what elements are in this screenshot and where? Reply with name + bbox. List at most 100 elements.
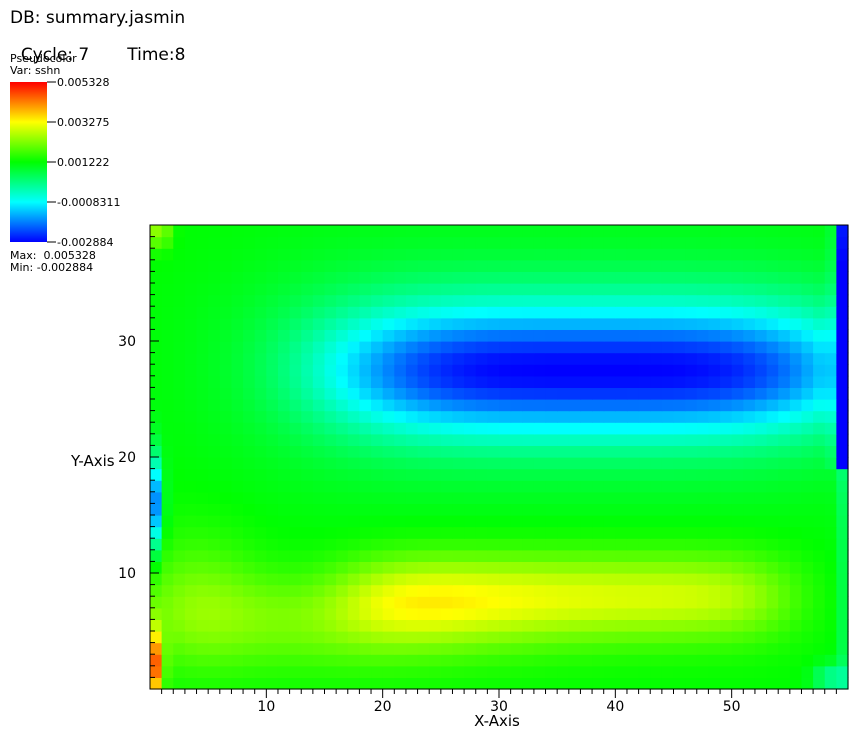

---

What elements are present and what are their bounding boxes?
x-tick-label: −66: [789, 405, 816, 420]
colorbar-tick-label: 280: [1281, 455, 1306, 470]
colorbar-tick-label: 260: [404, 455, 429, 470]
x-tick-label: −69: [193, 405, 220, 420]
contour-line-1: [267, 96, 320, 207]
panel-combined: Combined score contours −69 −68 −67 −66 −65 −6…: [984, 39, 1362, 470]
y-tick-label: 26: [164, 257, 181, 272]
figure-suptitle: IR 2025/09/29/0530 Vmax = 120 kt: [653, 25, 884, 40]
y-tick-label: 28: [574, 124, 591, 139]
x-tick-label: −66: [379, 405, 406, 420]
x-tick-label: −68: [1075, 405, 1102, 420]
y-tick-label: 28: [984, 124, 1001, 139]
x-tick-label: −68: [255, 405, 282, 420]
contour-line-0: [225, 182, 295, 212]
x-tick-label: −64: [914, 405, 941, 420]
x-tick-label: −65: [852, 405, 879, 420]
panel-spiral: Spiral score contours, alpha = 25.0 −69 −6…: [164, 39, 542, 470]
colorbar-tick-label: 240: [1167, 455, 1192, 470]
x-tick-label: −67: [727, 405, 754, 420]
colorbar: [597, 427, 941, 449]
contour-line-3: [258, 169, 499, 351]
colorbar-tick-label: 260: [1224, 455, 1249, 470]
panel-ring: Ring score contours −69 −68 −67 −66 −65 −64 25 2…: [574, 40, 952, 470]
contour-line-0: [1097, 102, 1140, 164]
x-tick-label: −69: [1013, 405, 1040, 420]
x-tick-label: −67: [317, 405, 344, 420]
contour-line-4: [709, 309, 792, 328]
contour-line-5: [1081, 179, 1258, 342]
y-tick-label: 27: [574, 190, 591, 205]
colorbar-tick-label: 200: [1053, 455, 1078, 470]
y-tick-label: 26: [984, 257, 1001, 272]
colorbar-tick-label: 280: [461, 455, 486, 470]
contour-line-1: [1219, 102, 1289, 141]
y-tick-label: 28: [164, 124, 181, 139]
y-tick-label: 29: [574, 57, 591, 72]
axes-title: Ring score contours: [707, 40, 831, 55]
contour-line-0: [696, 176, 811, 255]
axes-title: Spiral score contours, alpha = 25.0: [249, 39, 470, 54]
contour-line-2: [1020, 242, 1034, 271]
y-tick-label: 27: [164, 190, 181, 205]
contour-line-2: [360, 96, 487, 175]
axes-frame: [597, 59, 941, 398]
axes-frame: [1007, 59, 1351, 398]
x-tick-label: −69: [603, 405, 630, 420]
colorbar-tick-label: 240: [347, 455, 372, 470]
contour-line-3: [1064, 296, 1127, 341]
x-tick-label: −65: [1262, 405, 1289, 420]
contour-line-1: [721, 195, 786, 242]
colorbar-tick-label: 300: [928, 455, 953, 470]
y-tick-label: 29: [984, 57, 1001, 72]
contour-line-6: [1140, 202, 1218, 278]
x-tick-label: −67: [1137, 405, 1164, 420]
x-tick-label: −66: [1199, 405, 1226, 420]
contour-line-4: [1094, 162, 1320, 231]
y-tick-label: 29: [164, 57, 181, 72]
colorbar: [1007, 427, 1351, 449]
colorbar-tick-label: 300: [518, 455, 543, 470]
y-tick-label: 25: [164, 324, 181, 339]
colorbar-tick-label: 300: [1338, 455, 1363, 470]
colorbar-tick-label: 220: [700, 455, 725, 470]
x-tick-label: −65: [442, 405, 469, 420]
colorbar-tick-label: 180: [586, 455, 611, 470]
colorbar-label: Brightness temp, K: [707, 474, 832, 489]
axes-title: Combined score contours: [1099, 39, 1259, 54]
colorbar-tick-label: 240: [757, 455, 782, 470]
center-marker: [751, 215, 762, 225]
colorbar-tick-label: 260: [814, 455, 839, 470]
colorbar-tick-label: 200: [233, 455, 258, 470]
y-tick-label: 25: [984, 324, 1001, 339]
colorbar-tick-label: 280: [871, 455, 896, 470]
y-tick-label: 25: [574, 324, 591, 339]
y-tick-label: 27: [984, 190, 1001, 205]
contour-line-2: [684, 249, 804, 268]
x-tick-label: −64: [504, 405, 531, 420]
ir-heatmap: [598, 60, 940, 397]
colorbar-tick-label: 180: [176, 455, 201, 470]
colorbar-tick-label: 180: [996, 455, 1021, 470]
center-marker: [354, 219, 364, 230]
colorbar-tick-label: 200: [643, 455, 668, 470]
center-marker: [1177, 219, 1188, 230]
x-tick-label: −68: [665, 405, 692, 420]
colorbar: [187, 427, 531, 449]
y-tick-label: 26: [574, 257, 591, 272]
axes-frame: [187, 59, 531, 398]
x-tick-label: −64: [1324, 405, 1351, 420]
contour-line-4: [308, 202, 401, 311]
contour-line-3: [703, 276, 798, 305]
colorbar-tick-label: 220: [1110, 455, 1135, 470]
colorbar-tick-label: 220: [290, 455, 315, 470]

◆ What to produce ◆
Please reproduce the records verbatim, starting at the line containing "What elements are present" and ending at the line containing "y-tick-label: 29: [984, 57, 1001, 72]", both lines included.

◆ Reply ◆
What elements are present and what are their bounding boxes?
x-tick-label: −66: [789, 405, 816, 420]
colorbar-tick-label: 280: [1281, 455, 1306, 470]
colorbar-tick-label: 260: [404, 455, 429, 470]
x-tick-label: −69: [193, 405, 220, 420]
contour-line-1: [267, 96, 320, 207]
panel-combined: Combined score contours −69 −68 −67 −66 −65 −6…: [984, 39, 1362, 470]
y-tick-label: 26: [164, 257, 181, 272]
figure-suptitle: IR 2025/09/29/0530 Vmax = 120 kt: [653, 25, 884, 40]
y-tick-label: 28: [574, 124, 591, 139]
x-tick-label: −66: [379, 405, 406, 420]
x-tick-label: −68: [1075, 405, 1102, 420]
y-tick-label: 28: [984, 124, 1001, 139]
x-tick-label: −68: [255, 405, 282, 420]
contour-line-0: [225, 182, 295, 212]
x-tick-label: −64: [914, 405, 941, 420]
x-tick-label: −65: [852, 405, 879, 420]
panel-spiral: Spiral score contours, alpha = 25.0 −69 −6…: [164, 39, 542, 470]
colorbar-tick-label: 240: [1167, 455, 1192, 470]
x-tick-label: −67: [727, 405, 754, 420]
colorbar: [597, 427, 941, 449]
contour-line-3: [258, 169, 499, 351]
colorbar-tick-label: 260: [1224, 455, 1249, 470]
panel-ring: Ring score contours −69 −68 −67 −66 −65 −64 25 2…: [574, 40, 952, 470]
contour-line-0: [1097, 102, 1140, 164]
x-tick-label: −69: [1013, 405, 1040, 420]
x-tick-label: −67: [317, 405, 344, 420]
contour-line-4: [709, 309, 792, 328]
contour-line-5: [1081, 179, 1258, 342]
y-tick-label: 27: [574, 190, 591, 205]
colorbar-tick-label: 200: [1053, 455, 1078, 470]
y-tick-label: 26: [984, 257, 1001, 272]
colorbar-tick-label: 280: [461, 455, 486, 470]
contour-line-1: [1219, 102, 1289, 141]
y-tick-label: 28: [164, 124, 181, 139]
y-tick-label: 29: [574, 57, 591, 72]
axes-title: Ring score contours: [707, 40, 831, 55]
contour-line-0: [696, 176, 811, 255]
axes-title: Spiral score contours, alpha = 25.0: [249, 39, 470, 54]
contour-line-2: [1020, 242, 1034, 271]
y-tick-label: 27: [164, 190, 181, 205]
contour-line-2: [360, 96, 487, 175]
axes-frame: [597, 59, 941, 398]
axes-frame: [1007, 59, 1351, 398]
x-tick-label: −69: [603, 405, 630, 420]
colorbar-tick-label: 240: [347, 455, 372, 470]
contour-line-3: [1064, 296, 1127, 341]
x-tick-label: −65: [1262, 405, 1289, 420]
contour-line-1: [721, 195, 786, 242]
colorbar-tick-label: 300: [928, 455, 953, 470]
y-tick-label: 29: [984, 57, 1001, 72]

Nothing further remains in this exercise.